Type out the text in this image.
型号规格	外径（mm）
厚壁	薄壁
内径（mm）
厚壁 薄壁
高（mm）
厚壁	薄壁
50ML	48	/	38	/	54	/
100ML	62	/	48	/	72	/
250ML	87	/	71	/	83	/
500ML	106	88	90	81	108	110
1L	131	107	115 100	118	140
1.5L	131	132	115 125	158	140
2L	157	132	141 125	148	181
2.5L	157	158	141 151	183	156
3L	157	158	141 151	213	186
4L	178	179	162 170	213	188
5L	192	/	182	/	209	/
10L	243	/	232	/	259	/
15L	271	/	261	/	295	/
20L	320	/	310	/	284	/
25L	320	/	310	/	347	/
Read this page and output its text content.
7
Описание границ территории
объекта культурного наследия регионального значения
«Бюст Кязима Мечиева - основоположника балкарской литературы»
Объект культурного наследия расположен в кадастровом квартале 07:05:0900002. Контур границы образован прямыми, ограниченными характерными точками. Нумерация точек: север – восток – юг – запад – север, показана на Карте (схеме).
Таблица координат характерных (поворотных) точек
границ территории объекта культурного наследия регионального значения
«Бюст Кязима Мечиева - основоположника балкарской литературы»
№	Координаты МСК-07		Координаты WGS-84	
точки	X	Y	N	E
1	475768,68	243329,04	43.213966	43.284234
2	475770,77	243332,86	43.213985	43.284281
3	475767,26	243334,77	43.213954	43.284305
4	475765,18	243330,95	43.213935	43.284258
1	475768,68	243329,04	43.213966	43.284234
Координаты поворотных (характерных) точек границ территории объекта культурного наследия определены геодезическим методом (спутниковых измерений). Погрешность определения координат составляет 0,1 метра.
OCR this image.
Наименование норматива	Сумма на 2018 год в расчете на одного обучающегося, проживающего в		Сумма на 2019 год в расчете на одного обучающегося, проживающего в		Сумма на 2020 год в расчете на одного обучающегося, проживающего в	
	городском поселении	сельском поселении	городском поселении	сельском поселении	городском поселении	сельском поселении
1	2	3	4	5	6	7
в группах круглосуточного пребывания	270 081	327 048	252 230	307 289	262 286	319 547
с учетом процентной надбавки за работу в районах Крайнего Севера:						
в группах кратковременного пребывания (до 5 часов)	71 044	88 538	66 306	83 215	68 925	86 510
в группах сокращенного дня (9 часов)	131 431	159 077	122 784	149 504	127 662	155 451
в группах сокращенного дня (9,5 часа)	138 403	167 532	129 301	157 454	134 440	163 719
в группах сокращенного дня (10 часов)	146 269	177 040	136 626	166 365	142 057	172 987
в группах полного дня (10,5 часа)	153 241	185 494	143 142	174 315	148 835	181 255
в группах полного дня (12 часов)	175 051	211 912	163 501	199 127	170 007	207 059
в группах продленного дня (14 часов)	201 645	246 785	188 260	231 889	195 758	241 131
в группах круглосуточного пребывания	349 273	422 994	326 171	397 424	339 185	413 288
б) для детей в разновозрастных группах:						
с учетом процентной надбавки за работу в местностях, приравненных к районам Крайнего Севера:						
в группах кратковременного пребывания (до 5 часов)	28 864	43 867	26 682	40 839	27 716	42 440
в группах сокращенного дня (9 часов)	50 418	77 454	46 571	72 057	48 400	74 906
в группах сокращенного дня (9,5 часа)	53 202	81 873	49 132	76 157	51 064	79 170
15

Job: All entries must be repeated verbatim.

Problem solution:
Type out the text in this image.
型号规格	外径（mm）
厚壁	薄壁
内径（mm）
厚壁 薄壁
高（mm）
厚壁	薄壁
50ML	48	/	38	/	54	/
100ML	62	/	48	/	72	/
250ML	87	/	71	/	83	/
500ML	106	88	90	81	108	110
1L	131	107	115 100	118	140
1.5L	131	132	115 125	158	140
2L	157	132	141 125	148	181
2.5L	157	158	141 151	183	156
3L	157	158	141 151	213	186
4L	178	179	162 170	213	188
5L	192	/	182	/	209	/
10L	243	/	232	/	259	/
15L	271	/	261	/	295	/
20L	320	/	310	/	284	/
25L	320	/	310	/	347	/
Read this page and output its text content.
7
Описание границ территории
объекта культурного наследия регионального значения
«Бюст Кязима Мечиева - основоположника балкарской литературы»
Объект культурного наследия расположен в кадастровом квартале 07:05:0900002. Контур границы образован прямыми, ограниченными характерными точками. Нумерация точек: север – восток – юг – запад – север, показана на Карте (схеме).
Таблица координат характерных (поворотных) точек
границ территории объекта культурного наследия регионального значения
«Бюст Кязима Мечиева - основоположника балкарской литературы»
№	Координаты МСК-07		Координаты WGS-84	
точки	X	Y	N	E
1	475768,68	243329,04	43.213966	43.284234
2	475770,77	243332,86	43.213985	43.284281
3	475767,26	243334,77	43.213954	43.284305
4	475765,18	243330,95	43.213935	43.284258
1	475768,68	243329,04	43.213966	43.284234
Координаты поворотных (характерных) точек границ территории объекта культурного наследия определены геодезическим методом (спутниковых измерений). Погрешность определения координат составляет 0,1 метра.
OCR this image.
Наименование норматива	Сумма на 2018 год в расчете на одного обучающегося, проживающего в		Сумма на 2019 год в расчете на одного обучающегося, проживающего в		Сумма на 2020 год в расчете на одного обучающегося, проживающего в	
	городском поселении	сельском поселении	городском поселении	сельском поселении	городском поселении	сельском поселении
1	2	3	4	5	6	7
в группах круглосуточного пребывания	270 081	327 048	252 230	307 289	262 286	319 547
с учетом процентной надбавки за работу в районах Крайнего Севера:						
в группах кратковременного пребывания (до 5 часов)	71 044	88 538	66 306	83 215	68 925	86 510
в группах сокращенного дня (9 часов)	131 431	159 077	122 784	149 504	127 662	155 451
в группах сокращенного дня (9,5 часа)	138 403	167 532	129 301	157 454	134 440	163 719
в группах сокращенного дня (10 часов)	146 269	177 040	136 626	166 365	142 057	172 987
в группах полного дня (10,5 часа)	153 241	185 494	143 142	174 315	148 835	181 255
в группах полного дня (12 часов)	175 051	211 912	163 501	199 127	170 007	207 059
в группах продленного дня (14 часов)	201 645	246 785	188 260	231 889	195 758	241 131
в группах круглосуточного пребывания	349 273	422 994	326 171	397 424	339 185	413 288
б) для детей в разновозрастных группах:						
с учетом процентной надбавки за работу в местностях, приравненных к районам Крайнего Севера:						
в группах кратковременного пребывания (до 5 часов)	28 864	43 867	26 682	40 839	27 716	42 440
в группах сокращенного дня (9 часов)	50 418	77 454	46 571	72 057	48 400	74 906
в группах сокращенного дня (9,5 часа)	53 202	81 873	49 132	76 157	51 064	79 170
15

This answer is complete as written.